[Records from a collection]
#####
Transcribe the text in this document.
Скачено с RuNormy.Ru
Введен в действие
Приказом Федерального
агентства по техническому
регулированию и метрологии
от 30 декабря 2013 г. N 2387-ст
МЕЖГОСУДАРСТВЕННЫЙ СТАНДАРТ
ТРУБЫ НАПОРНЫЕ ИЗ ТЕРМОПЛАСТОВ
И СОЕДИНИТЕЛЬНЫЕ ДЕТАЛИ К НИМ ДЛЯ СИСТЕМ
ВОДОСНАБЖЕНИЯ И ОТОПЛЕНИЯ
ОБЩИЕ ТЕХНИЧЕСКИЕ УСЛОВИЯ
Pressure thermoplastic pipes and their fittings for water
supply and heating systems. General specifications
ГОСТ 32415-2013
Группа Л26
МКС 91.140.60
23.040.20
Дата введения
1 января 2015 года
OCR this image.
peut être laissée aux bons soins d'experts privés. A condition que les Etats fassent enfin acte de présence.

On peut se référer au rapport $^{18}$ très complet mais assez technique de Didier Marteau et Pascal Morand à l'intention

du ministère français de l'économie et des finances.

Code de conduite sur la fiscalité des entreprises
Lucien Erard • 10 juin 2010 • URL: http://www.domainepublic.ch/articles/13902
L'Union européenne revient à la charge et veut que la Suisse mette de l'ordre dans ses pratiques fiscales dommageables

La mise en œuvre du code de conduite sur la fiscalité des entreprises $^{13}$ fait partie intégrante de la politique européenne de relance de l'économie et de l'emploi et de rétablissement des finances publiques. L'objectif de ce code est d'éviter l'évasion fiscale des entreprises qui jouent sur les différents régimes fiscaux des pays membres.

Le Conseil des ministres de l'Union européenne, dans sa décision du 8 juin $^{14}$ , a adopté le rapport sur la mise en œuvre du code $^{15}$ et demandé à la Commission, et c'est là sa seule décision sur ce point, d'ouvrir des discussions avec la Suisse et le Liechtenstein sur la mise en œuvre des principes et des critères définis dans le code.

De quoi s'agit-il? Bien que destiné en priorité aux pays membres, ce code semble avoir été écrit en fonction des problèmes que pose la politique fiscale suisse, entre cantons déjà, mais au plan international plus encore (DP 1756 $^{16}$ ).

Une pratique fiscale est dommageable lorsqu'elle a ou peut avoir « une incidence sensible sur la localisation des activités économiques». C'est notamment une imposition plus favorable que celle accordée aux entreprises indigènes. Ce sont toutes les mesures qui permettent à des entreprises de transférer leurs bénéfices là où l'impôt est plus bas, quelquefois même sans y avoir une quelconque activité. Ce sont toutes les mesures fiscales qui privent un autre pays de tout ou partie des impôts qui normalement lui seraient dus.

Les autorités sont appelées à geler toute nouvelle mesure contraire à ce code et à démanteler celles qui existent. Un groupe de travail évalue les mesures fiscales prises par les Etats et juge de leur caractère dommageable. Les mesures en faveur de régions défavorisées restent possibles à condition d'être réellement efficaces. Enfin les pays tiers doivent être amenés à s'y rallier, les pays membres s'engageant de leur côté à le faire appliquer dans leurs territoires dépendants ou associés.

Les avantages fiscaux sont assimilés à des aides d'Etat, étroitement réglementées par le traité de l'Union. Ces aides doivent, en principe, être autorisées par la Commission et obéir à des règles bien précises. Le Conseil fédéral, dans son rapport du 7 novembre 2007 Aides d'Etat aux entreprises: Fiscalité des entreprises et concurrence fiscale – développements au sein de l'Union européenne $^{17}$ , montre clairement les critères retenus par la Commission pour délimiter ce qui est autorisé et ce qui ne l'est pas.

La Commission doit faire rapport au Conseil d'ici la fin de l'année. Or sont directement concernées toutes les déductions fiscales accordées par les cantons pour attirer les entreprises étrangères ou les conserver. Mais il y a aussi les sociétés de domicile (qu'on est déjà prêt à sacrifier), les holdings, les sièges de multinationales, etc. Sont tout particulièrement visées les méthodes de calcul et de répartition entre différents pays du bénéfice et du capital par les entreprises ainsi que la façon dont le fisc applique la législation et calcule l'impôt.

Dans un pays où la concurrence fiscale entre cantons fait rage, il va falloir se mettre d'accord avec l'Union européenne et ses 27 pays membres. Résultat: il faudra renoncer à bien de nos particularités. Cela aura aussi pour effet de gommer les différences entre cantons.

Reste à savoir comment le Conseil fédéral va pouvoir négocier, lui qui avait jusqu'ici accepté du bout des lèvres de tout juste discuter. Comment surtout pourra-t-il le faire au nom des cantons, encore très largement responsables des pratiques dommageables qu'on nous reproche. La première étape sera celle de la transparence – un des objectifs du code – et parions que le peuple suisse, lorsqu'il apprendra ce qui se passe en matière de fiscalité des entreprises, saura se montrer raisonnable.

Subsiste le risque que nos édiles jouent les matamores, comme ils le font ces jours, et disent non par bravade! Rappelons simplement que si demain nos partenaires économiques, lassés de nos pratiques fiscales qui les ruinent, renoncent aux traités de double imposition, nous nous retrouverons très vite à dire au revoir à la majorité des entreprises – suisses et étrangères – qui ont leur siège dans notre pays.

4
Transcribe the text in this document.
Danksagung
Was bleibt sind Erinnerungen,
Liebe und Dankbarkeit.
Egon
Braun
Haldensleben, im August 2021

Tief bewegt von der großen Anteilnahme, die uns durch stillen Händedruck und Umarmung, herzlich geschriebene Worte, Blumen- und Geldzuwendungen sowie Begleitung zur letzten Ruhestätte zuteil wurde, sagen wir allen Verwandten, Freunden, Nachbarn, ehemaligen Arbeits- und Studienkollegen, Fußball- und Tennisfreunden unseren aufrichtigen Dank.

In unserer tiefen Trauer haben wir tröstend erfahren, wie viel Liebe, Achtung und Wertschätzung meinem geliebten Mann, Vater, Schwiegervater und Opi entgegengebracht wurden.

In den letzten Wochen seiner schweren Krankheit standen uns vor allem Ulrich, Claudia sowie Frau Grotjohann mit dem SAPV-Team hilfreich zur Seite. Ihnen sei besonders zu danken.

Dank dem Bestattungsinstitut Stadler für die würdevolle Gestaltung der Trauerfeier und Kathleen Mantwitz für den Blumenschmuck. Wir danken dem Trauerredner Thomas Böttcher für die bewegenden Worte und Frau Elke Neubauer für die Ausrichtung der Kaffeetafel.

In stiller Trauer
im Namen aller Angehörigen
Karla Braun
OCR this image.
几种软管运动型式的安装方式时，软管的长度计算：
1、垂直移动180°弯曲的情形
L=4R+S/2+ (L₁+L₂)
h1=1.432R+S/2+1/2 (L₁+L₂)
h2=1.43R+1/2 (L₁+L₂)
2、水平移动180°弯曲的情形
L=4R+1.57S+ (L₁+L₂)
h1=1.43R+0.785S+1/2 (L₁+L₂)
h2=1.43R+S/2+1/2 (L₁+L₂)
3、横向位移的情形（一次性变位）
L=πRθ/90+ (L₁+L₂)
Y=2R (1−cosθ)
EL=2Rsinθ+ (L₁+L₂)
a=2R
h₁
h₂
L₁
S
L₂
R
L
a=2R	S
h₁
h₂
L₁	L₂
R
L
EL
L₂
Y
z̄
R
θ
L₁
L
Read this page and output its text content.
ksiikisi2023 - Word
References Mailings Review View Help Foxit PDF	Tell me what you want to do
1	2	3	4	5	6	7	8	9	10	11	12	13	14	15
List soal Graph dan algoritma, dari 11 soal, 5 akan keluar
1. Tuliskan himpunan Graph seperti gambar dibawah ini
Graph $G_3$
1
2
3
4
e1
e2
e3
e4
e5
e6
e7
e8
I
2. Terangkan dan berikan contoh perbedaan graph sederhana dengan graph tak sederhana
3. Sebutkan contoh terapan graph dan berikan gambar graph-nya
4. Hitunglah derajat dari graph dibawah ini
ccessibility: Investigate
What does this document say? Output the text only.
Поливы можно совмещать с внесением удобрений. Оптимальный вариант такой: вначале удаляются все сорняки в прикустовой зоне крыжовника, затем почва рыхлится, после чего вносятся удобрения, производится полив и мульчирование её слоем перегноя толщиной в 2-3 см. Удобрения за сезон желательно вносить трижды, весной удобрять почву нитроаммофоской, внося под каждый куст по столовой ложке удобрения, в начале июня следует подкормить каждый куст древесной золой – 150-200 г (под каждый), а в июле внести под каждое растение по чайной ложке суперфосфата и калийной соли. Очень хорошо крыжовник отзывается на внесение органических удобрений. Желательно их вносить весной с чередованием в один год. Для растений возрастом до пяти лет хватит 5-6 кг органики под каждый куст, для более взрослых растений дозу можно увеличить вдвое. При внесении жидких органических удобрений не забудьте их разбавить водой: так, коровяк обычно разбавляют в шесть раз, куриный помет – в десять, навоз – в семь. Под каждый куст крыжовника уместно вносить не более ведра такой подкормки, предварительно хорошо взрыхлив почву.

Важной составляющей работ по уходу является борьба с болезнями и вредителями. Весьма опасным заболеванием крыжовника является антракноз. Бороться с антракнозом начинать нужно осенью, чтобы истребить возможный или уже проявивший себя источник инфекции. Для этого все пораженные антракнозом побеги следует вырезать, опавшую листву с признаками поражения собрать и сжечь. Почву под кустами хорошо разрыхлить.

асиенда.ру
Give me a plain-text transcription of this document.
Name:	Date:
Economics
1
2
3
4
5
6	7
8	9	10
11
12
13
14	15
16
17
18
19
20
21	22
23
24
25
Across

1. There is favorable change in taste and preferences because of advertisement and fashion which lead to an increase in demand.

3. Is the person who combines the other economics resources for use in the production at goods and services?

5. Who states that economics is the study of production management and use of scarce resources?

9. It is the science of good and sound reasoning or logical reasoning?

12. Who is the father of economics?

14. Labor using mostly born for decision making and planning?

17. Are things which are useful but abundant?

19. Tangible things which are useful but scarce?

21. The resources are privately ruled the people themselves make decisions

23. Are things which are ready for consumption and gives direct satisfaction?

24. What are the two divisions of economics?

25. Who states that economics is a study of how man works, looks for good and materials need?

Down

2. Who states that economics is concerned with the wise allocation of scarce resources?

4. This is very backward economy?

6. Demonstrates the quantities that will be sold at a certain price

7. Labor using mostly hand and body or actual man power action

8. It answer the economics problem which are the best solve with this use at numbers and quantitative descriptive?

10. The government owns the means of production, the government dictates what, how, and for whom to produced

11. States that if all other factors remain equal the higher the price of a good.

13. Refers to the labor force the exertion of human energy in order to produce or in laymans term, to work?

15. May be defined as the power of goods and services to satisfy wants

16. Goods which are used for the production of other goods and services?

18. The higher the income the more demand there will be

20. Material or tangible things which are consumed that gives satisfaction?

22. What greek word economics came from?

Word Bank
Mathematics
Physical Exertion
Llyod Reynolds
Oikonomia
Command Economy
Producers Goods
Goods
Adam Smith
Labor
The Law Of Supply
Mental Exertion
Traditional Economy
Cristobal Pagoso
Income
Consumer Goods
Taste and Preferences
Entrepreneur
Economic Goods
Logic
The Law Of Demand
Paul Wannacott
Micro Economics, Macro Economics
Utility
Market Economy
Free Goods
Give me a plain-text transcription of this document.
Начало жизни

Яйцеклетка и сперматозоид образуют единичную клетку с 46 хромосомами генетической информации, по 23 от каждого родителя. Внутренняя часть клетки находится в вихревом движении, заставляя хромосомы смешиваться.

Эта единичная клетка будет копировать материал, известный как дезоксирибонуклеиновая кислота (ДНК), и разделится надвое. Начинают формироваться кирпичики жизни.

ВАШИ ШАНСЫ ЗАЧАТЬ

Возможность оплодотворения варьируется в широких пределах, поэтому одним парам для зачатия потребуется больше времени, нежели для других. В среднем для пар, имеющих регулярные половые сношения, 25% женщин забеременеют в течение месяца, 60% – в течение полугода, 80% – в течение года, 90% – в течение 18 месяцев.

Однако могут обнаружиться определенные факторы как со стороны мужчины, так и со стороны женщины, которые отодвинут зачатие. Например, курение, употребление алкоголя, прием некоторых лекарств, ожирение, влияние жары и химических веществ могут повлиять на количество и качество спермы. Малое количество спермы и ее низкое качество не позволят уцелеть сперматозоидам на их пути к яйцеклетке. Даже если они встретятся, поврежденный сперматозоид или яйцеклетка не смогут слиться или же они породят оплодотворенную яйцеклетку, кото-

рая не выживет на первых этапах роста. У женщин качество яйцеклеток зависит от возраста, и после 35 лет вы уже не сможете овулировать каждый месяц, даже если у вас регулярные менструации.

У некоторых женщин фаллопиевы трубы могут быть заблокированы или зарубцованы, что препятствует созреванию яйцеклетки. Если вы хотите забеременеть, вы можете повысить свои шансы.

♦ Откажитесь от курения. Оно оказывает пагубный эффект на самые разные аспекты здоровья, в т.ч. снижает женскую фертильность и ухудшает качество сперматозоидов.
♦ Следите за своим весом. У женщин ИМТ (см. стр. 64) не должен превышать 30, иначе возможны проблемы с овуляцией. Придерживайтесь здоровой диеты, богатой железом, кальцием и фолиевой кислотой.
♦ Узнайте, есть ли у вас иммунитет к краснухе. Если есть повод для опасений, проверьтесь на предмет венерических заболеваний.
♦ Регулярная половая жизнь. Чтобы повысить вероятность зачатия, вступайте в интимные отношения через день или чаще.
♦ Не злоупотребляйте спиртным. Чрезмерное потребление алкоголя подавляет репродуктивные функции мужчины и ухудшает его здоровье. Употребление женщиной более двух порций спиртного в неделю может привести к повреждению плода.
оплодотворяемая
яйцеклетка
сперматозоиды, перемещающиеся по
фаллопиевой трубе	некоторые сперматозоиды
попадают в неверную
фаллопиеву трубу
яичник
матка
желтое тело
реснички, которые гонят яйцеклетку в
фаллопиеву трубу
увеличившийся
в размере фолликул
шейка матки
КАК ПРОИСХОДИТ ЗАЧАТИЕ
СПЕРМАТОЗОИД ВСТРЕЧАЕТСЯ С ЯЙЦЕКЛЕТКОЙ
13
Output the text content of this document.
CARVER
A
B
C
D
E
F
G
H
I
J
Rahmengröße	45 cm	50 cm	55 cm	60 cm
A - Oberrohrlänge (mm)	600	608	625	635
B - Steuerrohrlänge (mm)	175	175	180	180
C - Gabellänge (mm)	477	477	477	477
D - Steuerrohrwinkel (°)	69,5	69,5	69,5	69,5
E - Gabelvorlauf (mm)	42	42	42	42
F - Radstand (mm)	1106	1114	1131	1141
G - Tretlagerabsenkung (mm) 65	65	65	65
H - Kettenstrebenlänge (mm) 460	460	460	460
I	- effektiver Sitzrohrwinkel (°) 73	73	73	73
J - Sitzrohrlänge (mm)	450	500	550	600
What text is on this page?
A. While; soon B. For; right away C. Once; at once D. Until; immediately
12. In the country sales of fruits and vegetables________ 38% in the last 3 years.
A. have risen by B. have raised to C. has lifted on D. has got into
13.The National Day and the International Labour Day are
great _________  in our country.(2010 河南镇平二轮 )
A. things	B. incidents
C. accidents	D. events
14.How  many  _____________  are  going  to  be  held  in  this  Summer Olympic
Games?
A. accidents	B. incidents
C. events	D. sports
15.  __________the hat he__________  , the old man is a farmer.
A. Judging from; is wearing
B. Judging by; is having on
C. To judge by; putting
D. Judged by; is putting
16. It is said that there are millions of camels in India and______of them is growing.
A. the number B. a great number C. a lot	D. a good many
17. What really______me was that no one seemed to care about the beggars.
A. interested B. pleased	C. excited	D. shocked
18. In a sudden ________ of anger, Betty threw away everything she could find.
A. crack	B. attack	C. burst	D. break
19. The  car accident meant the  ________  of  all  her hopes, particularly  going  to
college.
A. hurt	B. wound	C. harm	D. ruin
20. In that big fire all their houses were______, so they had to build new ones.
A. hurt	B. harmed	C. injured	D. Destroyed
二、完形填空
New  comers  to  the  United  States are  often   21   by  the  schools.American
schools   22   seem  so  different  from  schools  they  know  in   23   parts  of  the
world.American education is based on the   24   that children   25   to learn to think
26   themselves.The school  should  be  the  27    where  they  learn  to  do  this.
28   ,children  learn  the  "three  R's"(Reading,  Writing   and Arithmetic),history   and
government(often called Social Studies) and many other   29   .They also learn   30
#####
● Requirements
Filter the listing for the word "différents" and copy every line that holds it.

● Full output
La mise en œuvre du code de conduite sur la fiscalité des entreprises $^{13}$ fait partie intégrante de la politique européenne de relance de l'économie et de l'emploi et de rétablissement des finances publiques. L'objectif de ce code est d'éviter l'évasion fiscale des entreprises qui jouent sur les différents régimes fiscaux des pays membres.
La Commission doit faire rapport au Conseil d'ici la fin de l'année. Or sont directement concernées toutes les déductions fiscales accordées par les cantons pour attirer les entreprises étrangères ou les conserver. Mais il y a aussi les sociétés de domicile (qu'on est déjà prêt à sacrifier), les holdings, les sièges de multinationales, etc. Sont tout particulièrement visées les méthodes de calcul et de répartition entre différents pays du bénéfice et du capital par les entreprises ainsi que la façon dont le fisc applique la législation et calcule l'impôt.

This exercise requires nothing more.